▶ **Prompt**
Give, as a bare number, the count of lines that contain the word "Marek".

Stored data
###

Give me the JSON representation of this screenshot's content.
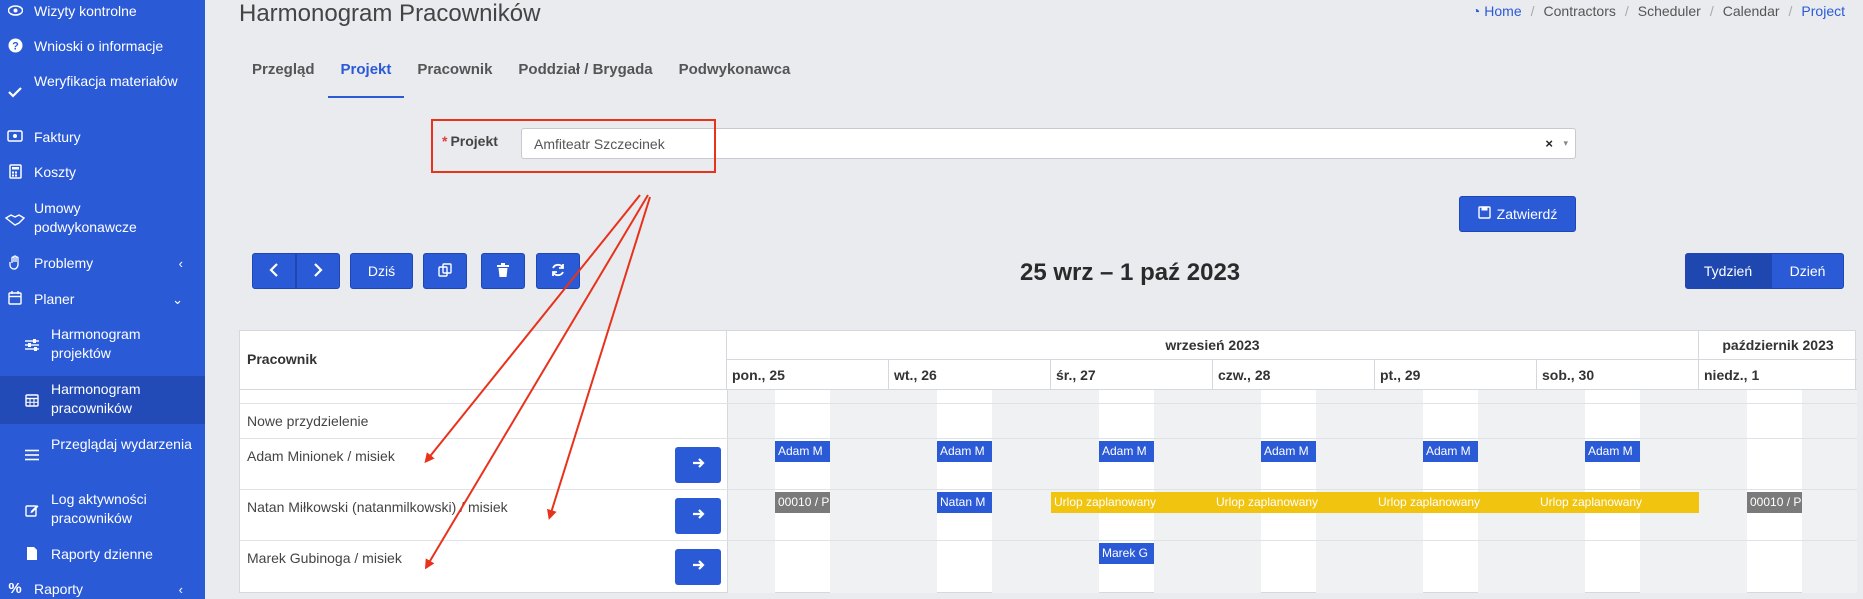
{
  "sidebar": {
    "items": [
      {
        "label": "Wizyty kontrolne",
        "icon": "eye-icon"
      },
      {
        "label": "Wnioski o informacje",
        "icon": "question-icon"
      },
      {
        "label": "Weryfikacja materiałów",
        "icon": "check-icon"
      },
      {
        "label": "Faktury",
        "icon": "money-icon"
      },
      {
        "label": "Koszty",
        "icon": "calculator-icon"
      },
      {
        "label": "Umowy podwykonawcze",
        "icon": "handshake-icon"
      },
      {
        "label": "Problemy",
        "icon": "hand-icon"
      },
      {
        "label": "Planer",
        "icon": "calendar-icon"
      },
      {
        "label": "Harmonogram projektów",
        "icon": "sliders-icon"
      },
      {
        "label": "Harmonogram pracowników",
        "icon": "calendar-grid-icon"
      },
      {
        "label": "Przeglądaj wydarzenia",
        "icon": "list-icon"
      },
      {
        "label": "Log aktywności pracowników",
        "icon": "edit-icon"
      },
      {
        "label": "Raporty dzienne",
        "icon": "document-icon"
      },
      {
        "label": "Raporty",
        "icon": "percent-icon"
      }
    ]
  },
  "header": {
    "title": "Harmonogram Pracowników",
    "breadcrumb": [
      "Home",
      "Contractors",
      "Scheduler",
      "Calendar",
      "Project"
    ]
  },
  "tabs": [
    "Przegląd",
    "Projekt",
    "Pracownik",
    "Poddział / Brygada",
    "Podwykonawca"
  ],
  "active_tab": "Projekt",
  "project_field": {
    "required_mark": "*",
    "label": "Projekt",
    "value": "Amfiteatr Szczecinek",
    "clear": "×",
    "arrow": "▾"
  },
  "confirm_button": "Zatwierdź",
  "toolbar": {
    "today": "Dziś"
  },
  "calendar": {
    "title": "25 wrz – 1 paź 2023",
    "view_week": "Tydzień",
    "view_day": "Dzień",
    "resource_header": "Pracownik",
    "months": [
      "wrzesień 2023",
      "październik 2023"
    ],
    "days": [
      "pon., 25",
      "wt., 26",
      "śr., 27",
      "czw., 28",
      "pt., 29",
      "sob., 30",
      "niedz., 1"
    ],
    "rows": [
      {
        "label": "Nowe przydzielenie",
        "has_button": false
      },
      {
        "label": "Adam Minionek / misiek",
        "has_button": true
      },
      {
        "label": "Natan Miłkowski (natanmilkowski) / misiek",
        "has_button": true
      },
      {
        "label": "Marek Gubinoga / misiek",
        "has_button": true
      }
    ],
    "events": [
      {
        "row": 1,
        "day": 0,
        "text": "Adam M",
        "color": "blue"
      },
      {
        "row": 1,
        "day": 1,
        "text": "Adam M",
        "color": "blue"
      },
      {
        "row": 1,
        "day": 2,
        "text": "Adam M",
        "color": "blue"
      },
      {
        "row": 1,
        "day": 3,
        "text": "Adam M",
        "color": "blue"
      },
      {
        "row": 1,
        "day": 4,
        "text": "Adam M",
        "color": "blue"
      },
      {
        "row": 1,
        "day": 5,
        "text": "Adam M",
        "color": "blue"
      },
      {
        "row": 2,
        "day": 0,
        "text": "00010 / P",
        "color": "gray"
      },
      {
        "row": 2,
        "day": 1,
        "text": "Natan M",
        "color": "blue"
      },
      {
        "row": 2,
        "day": 2,
        "text": "Urlop zaplanowany",
        "color": "yellow"
      },
      {
        "row": 2,
        "day": 3,
        "text": "Urlop zaplanowany",
        "color": "yellow"
      },
      {
        "row": 2,
        "day": 4,
        "text": "Urlop zaplanowany",
        "color": "yellow"
      },
      {
        "row": 2,
        "day": 5,
        "text": "Urlop zaplanowany",
        "color": "yellow"
      },
      {
        "row": 2,
        "day": 6,
        "text": "00010 / P",
        "color": "gray"
      },
      {
        "row": 3,
        "day": 2,
        "text": "Marek G",
        "color": "blue"
      }
    ]
  },
  "colors": {
    "primary": "#2b5ad6",
    "annotation": "#e8321c",
    "vacation": "#f1c40f",
    "gray_event": "#7a7a7a"
  }
}
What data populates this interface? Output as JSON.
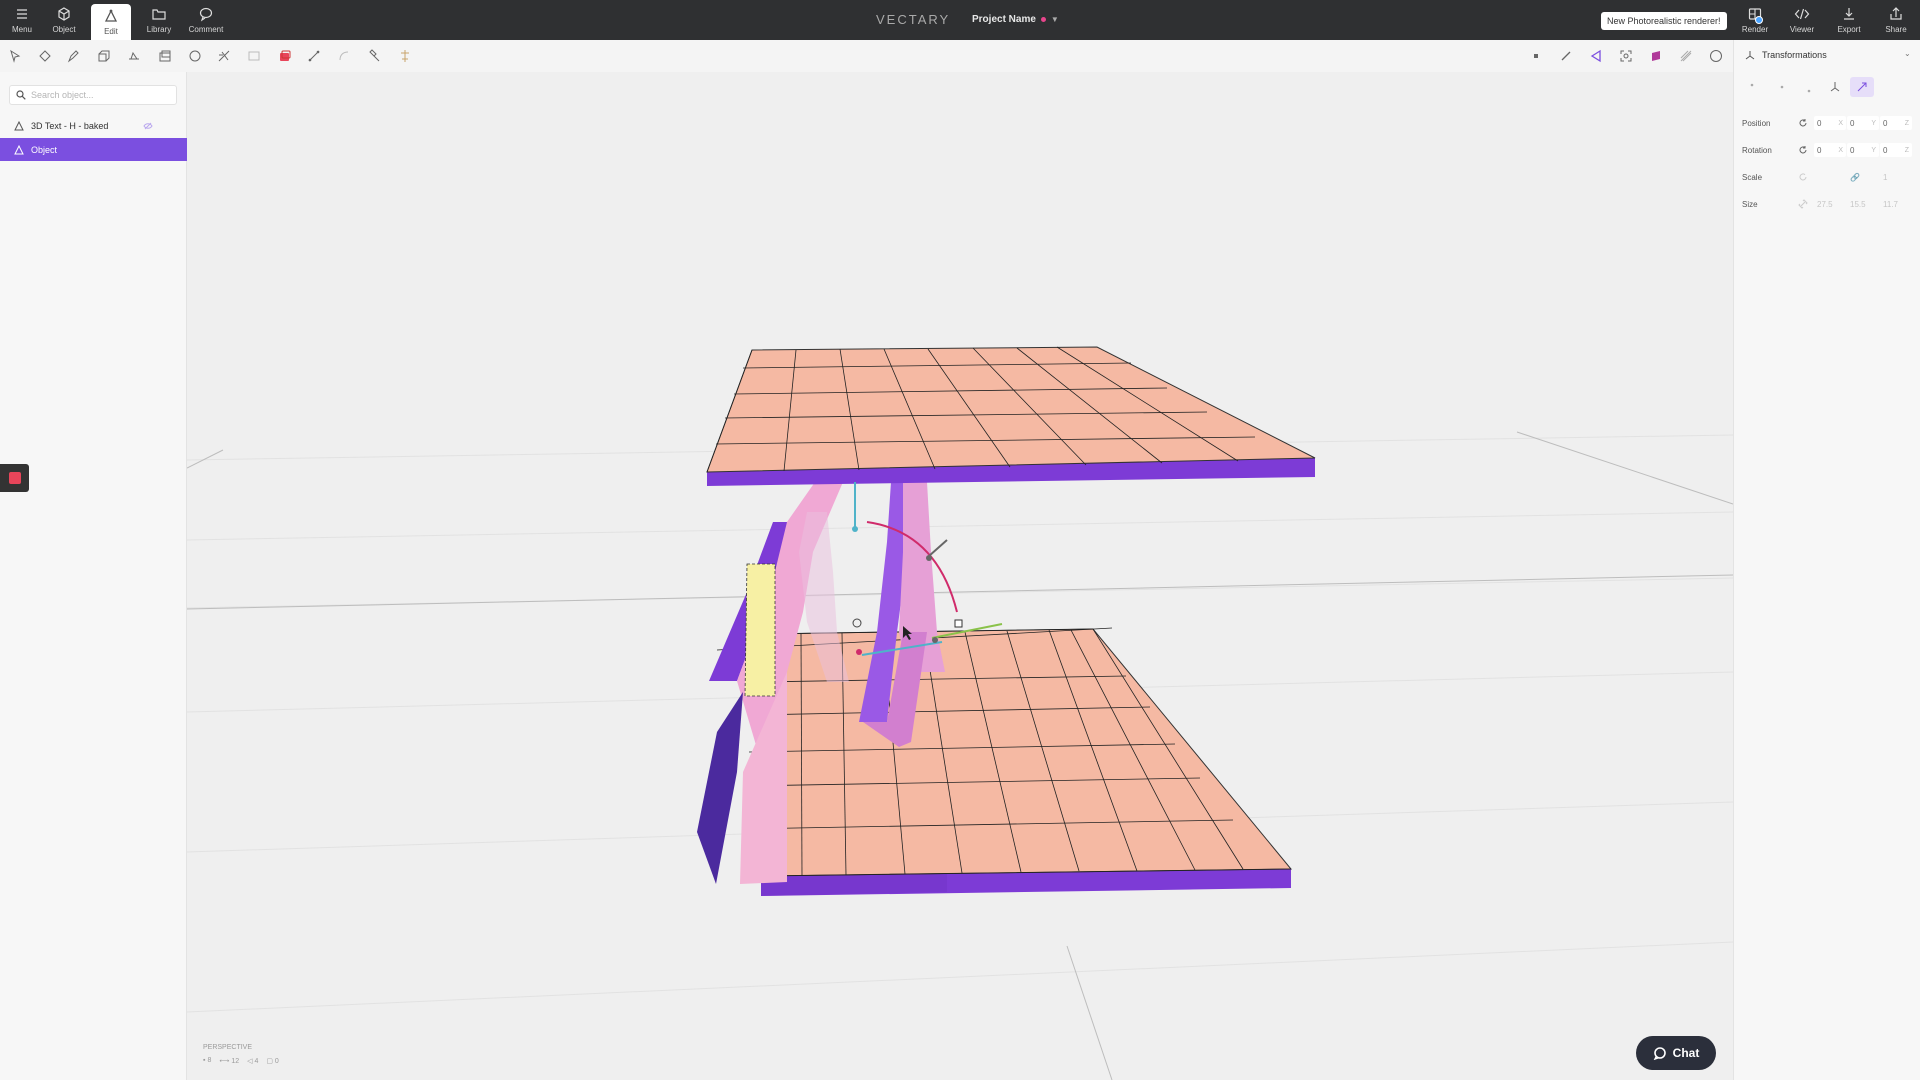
{
  "topbar": {
    "nav": [
      {
        "label": "Menu",
        "icon": "hamburger-icon"
      },
      {
        "label": "Object",
        "icon": "cube-icon"
      },
      {
        "label": "Edit",
        "icon": "edit-vertex-icon",
        "active": true
      },
      {
        "label": "Library",
        "icon": "folder-icon"
      },
      {
        "label": "Comment",
        "icon": "comment-icon"
      }
    ],
    "brand": "VECTARY",
    "project_name": "Project Name",
    "tooltip": "New Photorealistic renderer!",
    "actions": [
      {
        "label": "Render",
        "icon": "render-icon"
      },
      {
        "label": "Viewer",
        "icon": "code-icon"
      },
      {
        "label": "Export",
        "icon": "download-icon"
      },
      {
        "label": "Share",
        "icon": "share-icon"
      }
    ]
  },
  "left_panel": {
    "search_placeholder": "Search object...",
    "layers": [
      {
        "label": "3D Text - H - baked",
        "selected": false
      },
      {
        "label": "Object",
        "selected": true
      }
    ]
  },
  "viewport": {
    "camera": "PERSPECTIVE",
    "stats": {
      "vertices": "8",
      "edges": "12",
      "faces": "4",
      "objects": "0"
    }
  },
  "right_panel": {
    "title": "Transformations",
    "properties": [
      {
        "label": "Position",
        "x": "0",
        "y": "0",
        "z": "0"
      },
      {
        "label": "Rotation",
        "x": "0",
        "y": "0",
        "z": "0"
      },
      {
        "label": "Scale",
        "x": "",
        "y": "",
        "z": "1"
      },
      {
        "label": "Size",
        "x": "27.5",
        "y": "15.5",
        "z": "11.7"
      }
    ]
  },
  "chat_label": "Chat",
  "colors": {
    "accent": "#7b4fe0",
    "topbar": "#2f3032",
    "slab_top": "#f5b9a3",
    "slab_side": "#7d3bd6",
    "pillar_pink": "#f0a8d4",
    "pillar_purple": "#8a4de0",
    "highlight_face": "#f7f0a4"
  }
}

###

▶ **Response to the task**
2